Exercise aim:
Copy each line below exactly and leave the pictures out.

Dataset rows:
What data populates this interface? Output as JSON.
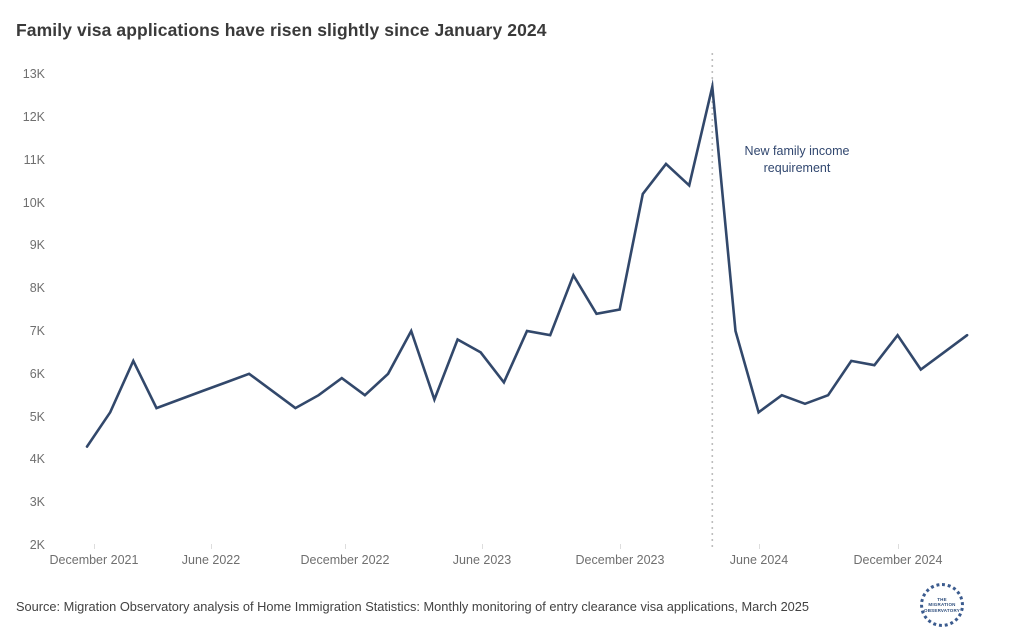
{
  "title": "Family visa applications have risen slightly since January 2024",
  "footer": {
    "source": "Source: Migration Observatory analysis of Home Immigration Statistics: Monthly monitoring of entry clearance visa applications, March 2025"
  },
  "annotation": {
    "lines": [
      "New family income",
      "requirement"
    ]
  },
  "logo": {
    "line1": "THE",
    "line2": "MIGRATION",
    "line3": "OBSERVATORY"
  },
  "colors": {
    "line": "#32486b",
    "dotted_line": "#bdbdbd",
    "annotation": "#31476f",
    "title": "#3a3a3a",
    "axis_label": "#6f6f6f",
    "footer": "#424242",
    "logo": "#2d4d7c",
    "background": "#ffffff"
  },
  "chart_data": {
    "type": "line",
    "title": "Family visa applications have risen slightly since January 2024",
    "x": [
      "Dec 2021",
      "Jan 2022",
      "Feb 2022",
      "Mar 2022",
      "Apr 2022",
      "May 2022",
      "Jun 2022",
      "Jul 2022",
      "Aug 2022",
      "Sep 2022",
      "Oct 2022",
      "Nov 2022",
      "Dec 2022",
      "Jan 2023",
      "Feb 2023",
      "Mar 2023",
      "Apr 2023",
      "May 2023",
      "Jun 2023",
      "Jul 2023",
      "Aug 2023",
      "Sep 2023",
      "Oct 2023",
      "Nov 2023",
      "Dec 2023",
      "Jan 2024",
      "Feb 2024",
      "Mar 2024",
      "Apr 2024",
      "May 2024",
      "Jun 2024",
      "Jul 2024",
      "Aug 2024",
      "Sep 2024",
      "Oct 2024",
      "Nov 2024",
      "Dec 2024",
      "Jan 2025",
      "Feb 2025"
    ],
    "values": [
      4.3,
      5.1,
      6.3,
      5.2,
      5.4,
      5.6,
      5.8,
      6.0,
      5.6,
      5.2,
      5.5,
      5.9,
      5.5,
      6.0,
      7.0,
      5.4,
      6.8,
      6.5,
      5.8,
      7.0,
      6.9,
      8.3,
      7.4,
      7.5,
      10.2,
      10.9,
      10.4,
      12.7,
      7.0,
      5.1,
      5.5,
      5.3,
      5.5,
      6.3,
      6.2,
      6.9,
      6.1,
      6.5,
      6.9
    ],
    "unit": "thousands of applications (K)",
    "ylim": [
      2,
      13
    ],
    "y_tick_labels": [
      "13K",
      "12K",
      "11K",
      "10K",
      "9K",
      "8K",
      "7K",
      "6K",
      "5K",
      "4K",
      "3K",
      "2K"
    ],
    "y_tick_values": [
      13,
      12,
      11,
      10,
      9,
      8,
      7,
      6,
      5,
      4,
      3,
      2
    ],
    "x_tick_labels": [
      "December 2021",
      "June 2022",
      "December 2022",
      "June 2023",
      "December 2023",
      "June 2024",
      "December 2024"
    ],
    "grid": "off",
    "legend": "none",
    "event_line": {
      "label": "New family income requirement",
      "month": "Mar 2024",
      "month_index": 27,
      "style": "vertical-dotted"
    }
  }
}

Solution:
What data populates this interface? Output as JSON.
{
  "title": "Family visa applications have risen slightly since January 2024",
  "footer": {
    "source": "Source: Migration Observatory analysis of Home Immigration Statistics: Monthly monitoring of entry clearance visa applications, March 2025"
  },
  "annotation": {
    "lines": [
      "New family income",
      "requirement"
    ]
  },
  "logo": {
    "line1": "THE",
    "line2": "MIGRATION",
    "line3": "OBSERVATORY"
  },
  "colors": {
    "line": "#32486b",
    "dotted_line": "#bdbdbd",
    "annotation": "#31476f",
    "title": "#3a3a3a",
    "axis_label": "#6f6f6f",
    "footer": "#424242",
    "logo": "#2d4d7c",
    "background": "#ffffff"
  },
  "chart_data": {
    "type": "line",
    "title": "Family visa applications have risen slightly since January 2024",
    "x": [
      "Dec 2021",
      "Jan 2022",
      "Feb 2022",
      "Mar 2022",
      "Apr 2022",
      "May 2022",
      "Jun 2022",
      "Jul 2022",
      "Aug 2022",
      "Sep 2022",
      "Oct 2022",
      "Nov 2022",
      "Dec 2022",
      "Jan 2023",
      "Feb 2023",
      "Mar 2023",
      "Apr 2023",
      "May 2023",
      "Jun 2023",
      "Jul 2023",
      "Aug 2023",
      "Sep 2023",
      "Oct 2023",
      "Nov 2023",
      "Dec 2023",
      "Jan 2024",
      "Feb 2024",
      "Mar 2024",
      "Apr 2024",
      "May 2024",
      "Jun 2024",
      "Jul 2024",
      "Aug 2024",
      "Sep 2024",
      "Oct 2024",
      "Nov 2024",
      "Dec 2024",
      "Jan 2025",
      "Feb 2025"
    ],
    "values": [
      4.3,
      5.1,
      6.3,
      5.2,
      5.4,
      5.6,
      5.8,
      6.0,
      5.6,
      5.2,
      5.5,
      5.9,
      5.5,
      6.0,
      7.0,
      5.4,
      6.8,
      6.5,
      5.8,
      7.0,
      6.9,
      8.3,
      7.4,
      7.5,
      10.2,
      10.9,
      10.4,
      12.7,
      7.0,
      5.1,
      5.5,
      5.3,
      5.5,
      6.3,
      6.2,
      6.9,
      6.1,
      6.5,
      6.9
    ],
    "unit": "thousands of applications (K)",
    "ylim": [
      2,
      13
    ],
    "y_tick_labels": [
      "13K",
      "12K",
      "11K",
      "10K",
      "9K",
      "8K",
      "7K",
      "6K",
      "5K",
      "4K",
      "3K",
      "2K"
    ],
    "y_tick_values": [
      13,
      12,
      11,
      10,
      9,
      8,
      7,
      6,
      5,
      4,
      3,
      2
    ],
    "x_tick_labels": [
      "December 2021",
      "June 2022",
      "December 2022",
      "June 2023",
      "December 2023",
      "June 2024",
      "December 2024"
    ],
    "grid": "off",
    "legend": "none",
    "event_line": {
      "label": "New family income requirement",
      "month": "Mar 2024",
      "month_index": 27,
      "style": "vertical-dotted"
    }
  }
}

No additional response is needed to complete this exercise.